Reading passage:
((

No Claim, No Injunction: What Does a Limited Partner Actually Own?

Published: 7 Apr 2026
Type: Insight

What equitable proprietary interest, if any, does a limited partner hold in the assets of a Cayman Islands exempted limited partnership, and is that interest is sufficient to ground a proprietary injunction? These questions lie at the heart of Parker J’s recent judgment in the matter of Charitable DAF HoldCo, Ltd (in Official Liquidation), in which the Grand Court refused proprietary injunctive relief sought by joint official liquidators against former directors and associated entities. The judgment holds that the Company, as a limited partner in a Cayman ELP, had no equitable proprietary interest in the Fund’s underlying assets of the quality required to found the relief sought. While the court did not exclude the possibility of an LP having proprietary rights in an ELP’s assets, it held that on the particular facts of the case such rights were excluded


Introduction

When can a litigant obtain a proprietary injunction, and what proprietary interest is required to justify such relief? These questions were squarely before Parker J in In the Matter of Charitable DAF HoldCo, Ltd (in Official Liquidation) [2026] CIGC (FSD) 9, a judgment delivered on 10 February 2026. The case arose from a significant and contested restructuring of a Cayman Islands charitable fund structure, in which the joint official liquidators (JOLs) of the Company alleged that former directors had stripped the Company of its only asset, a 99% limited partnership interest in Charitable DAF Fund, LP (the Fund), at a gross undervalue, and sought sweeping proprietary injunctive relief to preserve that asset pending trial.

The judgment is significant for practitioners in a number of respects. First, it provides a clear and principled analysis of when a proprietary injunction will lie and what kind of claim is needed to support one. Second, it contains a careful examination of the nature of a limited partner’s interest in a Cayman Islands exempted limited partnership (ELP), particularly one structured for charitable and tax purposes rather than commercial investment. Third, it engages critically with a body of recent English authority, including Koza Ltd v Koza Altin Isletmeleri AS [2020] EWCA Civ 1018, Gill and Kaur [2025] EWHC 156 (Comm) and Bourlakova [2025] EWHC 1792 (Ch), and declines to apply them in the way urged by the applicant.

))

[Records excerpted from a collection]
((

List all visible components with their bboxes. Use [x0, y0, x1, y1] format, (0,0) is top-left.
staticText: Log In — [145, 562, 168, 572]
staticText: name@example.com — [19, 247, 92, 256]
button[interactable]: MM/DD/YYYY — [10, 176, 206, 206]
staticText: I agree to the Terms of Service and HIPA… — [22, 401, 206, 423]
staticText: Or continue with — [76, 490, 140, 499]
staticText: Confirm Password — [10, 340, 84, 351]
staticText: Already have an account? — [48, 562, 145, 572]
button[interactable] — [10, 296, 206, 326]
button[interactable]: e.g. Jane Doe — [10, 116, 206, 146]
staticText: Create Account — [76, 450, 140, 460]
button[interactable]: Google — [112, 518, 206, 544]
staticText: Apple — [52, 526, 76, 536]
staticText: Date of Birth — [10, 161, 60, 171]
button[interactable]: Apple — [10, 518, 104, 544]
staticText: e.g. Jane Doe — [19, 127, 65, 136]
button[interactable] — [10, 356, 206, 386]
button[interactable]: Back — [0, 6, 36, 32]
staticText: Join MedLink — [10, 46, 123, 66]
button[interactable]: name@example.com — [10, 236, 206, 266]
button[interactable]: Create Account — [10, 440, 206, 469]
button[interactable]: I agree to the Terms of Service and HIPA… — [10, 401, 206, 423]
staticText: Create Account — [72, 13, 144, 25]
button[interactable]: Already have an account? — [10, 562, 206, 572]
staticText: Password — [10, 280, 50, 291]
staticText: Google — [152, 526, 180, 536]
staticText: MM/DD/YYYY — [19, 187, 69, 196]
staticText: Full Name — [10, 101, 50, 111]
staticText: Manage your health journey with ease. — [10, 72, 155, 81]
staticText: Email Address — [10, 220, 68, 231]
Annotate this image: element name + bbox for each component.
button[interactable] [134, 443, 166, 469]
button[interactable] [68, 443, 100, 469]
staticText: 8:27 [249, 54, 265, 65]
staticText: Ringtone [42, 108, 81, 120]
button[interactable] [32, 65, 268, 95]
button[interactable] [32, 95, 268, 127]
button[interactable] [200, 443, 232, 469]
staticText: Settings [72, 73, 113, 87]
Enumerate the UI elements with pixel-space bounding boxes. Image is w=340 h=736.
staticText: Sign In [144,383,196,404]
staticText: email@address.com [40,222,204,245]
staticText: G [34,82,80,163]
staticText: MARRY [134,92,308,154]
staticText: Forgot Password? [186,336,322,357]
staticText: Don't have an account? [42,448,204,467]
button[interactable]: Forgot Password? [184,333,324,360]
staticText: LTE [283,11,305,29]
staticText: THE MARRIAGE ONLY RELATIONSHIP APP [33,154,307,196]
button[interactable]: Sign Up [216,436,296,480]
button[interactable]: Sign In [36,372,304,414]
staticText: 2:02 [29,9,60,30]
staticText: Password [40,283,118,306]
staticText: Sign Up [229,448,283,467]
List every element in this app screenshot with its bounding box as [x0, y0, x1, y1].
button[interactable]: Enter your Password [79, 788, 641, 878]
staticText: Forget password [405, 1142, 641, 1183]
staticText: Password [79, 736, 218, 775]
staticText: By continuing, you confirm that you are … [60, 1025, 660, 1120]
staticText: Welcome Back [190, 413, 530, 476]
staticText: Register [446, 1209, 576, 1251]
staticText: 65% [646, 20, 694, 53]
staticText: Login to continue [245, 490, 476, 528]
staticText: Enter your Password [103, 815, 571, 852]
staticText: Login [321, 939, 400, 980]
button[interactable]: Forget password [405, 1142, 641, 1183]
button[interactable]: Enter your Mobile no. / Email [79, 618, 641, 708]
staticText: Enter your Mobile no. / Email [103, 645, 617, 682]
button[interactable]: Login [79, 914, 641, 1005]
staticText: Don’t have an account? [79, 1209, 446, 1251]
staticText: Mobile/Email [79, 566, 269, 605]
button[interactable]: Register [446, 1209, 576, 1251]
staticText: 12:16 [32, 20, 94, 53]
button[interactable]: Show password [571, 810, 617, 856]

))

Goals:
1. Give the records again from the start through the line containing "Enumerate the UI", swapping every "staticText" for "label" and changing nothing else.
2. Carry on the article about a limited partner's interest in a Cayman exempted limited partnership from the point where it stops.
The article and the records come from separate, unrelated sources.

Results of the exercise:
1.
List all visible components with their bboxes. Use [x0, y0, x1, y1] format, (0,0) is top-left.
label: Log In — [145, 562, 168, 572]
label: name@example.com — [19, 247, 92, 256]
button[interactable]: MM/DD/YYYY — [10, 176, 206, 206]
label: I agree to the Terms of Service and HIPA… — [22, 401, 206, 423]
label: Or continue with — [76, 490, 140, 499]
label: Confirm Password — [10, 340, 84, 351]
label: Already have an account? — [48, 562, 145, 572]
button[interactable] — [10, 296, 206, 326]
button[interactable]: e.g. Jane Doe — [10, 116, 206, 146]
label: Create Account — [76, 450, 140, 460]
button[interactable]: Google — [112, 518, 206, 544]
label: Apple — [52, 526, 76, 536]
label: Date of Birth — [10, 161, 60, 171]
button[interactable]: Apple — [10, 518, 104, 544]
label: e.g. Jane Doe — [19, 127, 65, 136]
button[interactable] — [10, 356, 206, 386]
button[interactable]: Back — [0, 6, 36, 32]
label: Join MedLink — [10, 46, 123, 66]
button[interactable]: name@example.com — [10, 236, 206, 266]
button[interactable]: Create Account — [10, 440, 206, 469]
button[interactable]: I agree to the Terms of Service and HIPA… — [10, 401, 206, 423]
label: Create Account — [72, 13, 144, 25]
button[interactable]: Already have an account? — [10, 562, 206, 572]
label: Password — [10, 280, 50, 291]
label: Google — [152, 526, 180, 536]
label: MM/DD/YYYY — [19, 187, 69, 196]
label: Full Name — [10, 101, 50, 111]
label: Manage your health journey with ease. — [10, 72, 155, 81]
label: Email Address — [10, 220, 68, 231]
Annotate this image: element name + bbox for each component.
button[interactable] [134, 443, 166, 469]
button[interactable] [68, 443, 100, 469]
label: 8:27 [249, 54, 265, 65]
label: Ringtone [42, 108, 81, 120]
button[interactable] [32, 65, 268, 95]
button[interactable] [32, 95, 268, 127]
button[interactable] [200, 443, 232, 469]
label: Settings [72, 73, 113, 87]
Enumerate the UI elements with pixel-space bounding boxes. Image is w=340 h=736.

2.
Factual Background

The Fund was a Cayman Islands exempted limited partnership established in 2011, with the purpose of investing and managing assets for the ultimate benefit of certain US charitable organisations (the Charities). The Company was the Fund’s sole limited partner, holding a 99% partnership interest. The structure was designed to serve as an offshore ‘corporate blocker’ for US tax purposes: by interposing the Company between the Fund and the Charities’ supporting organisations, distributions could be made in a tax-efficient manner and the Charities insulated from unrelated business taxable income.

The Company’s share capital was divided between Participating Shares (held by four US non-profit companies, the ‘Supporting Organisations’, which supported the Charities) and Management Shares (held by Mr Mark Patrick, the first defendant and sole director). Mr Patrick was described as occupying a ‘Control Position’ as he was sole director and Management Shareholder of the Company, and sole director and shareholder of the Fund’s general partner. In April 2021, he also appointed Mr Paul Murphy as a fellow director.

From late 2024, the Supporting Organisations began raising concerns about rapidly escalating fees and expenses. In response to the Supporting Organisations’ concerns, Mr Patrick and Mr Murphy undertook a series of transactions between December 2024 and March 2025, without informing the Supporting Organisations or the Charities. In brief: the Company’s limited partnership interest was transferred to a newly incorporated Delaware LLC, CDMCFAD, LLC (CDM), of which Mr Patrick was sole member; 318 new Participating Shares were issued to DFW Charitable Foundation (DFW), a newly incorporated Delaware non-profit whose sole member was also Mr Patrick, diluting the Supporting Organisations to below 50%; and CDM subsequently redeemed the Company’s membership interest for US$1,637,192, a sum the Directors justified by reference to three independent valuations. The JOLs contended that the Fund’s net asset value at the relevant time was approximately US$269 million, making the transaction a gross undervalue.

The JOLs were appointed on 6 May 2025. Following a contested application in July 2025, interim undertakings were agreed. By December 2025, the JOLs sought full proprietary injunctive relief, restraining each defendant from dealing with the Fund’s assets, along with extensive ancillary disclosure.

The Decision

What is an Equitable Proprietary Interest, and Who Holds One in a Cayman ELP?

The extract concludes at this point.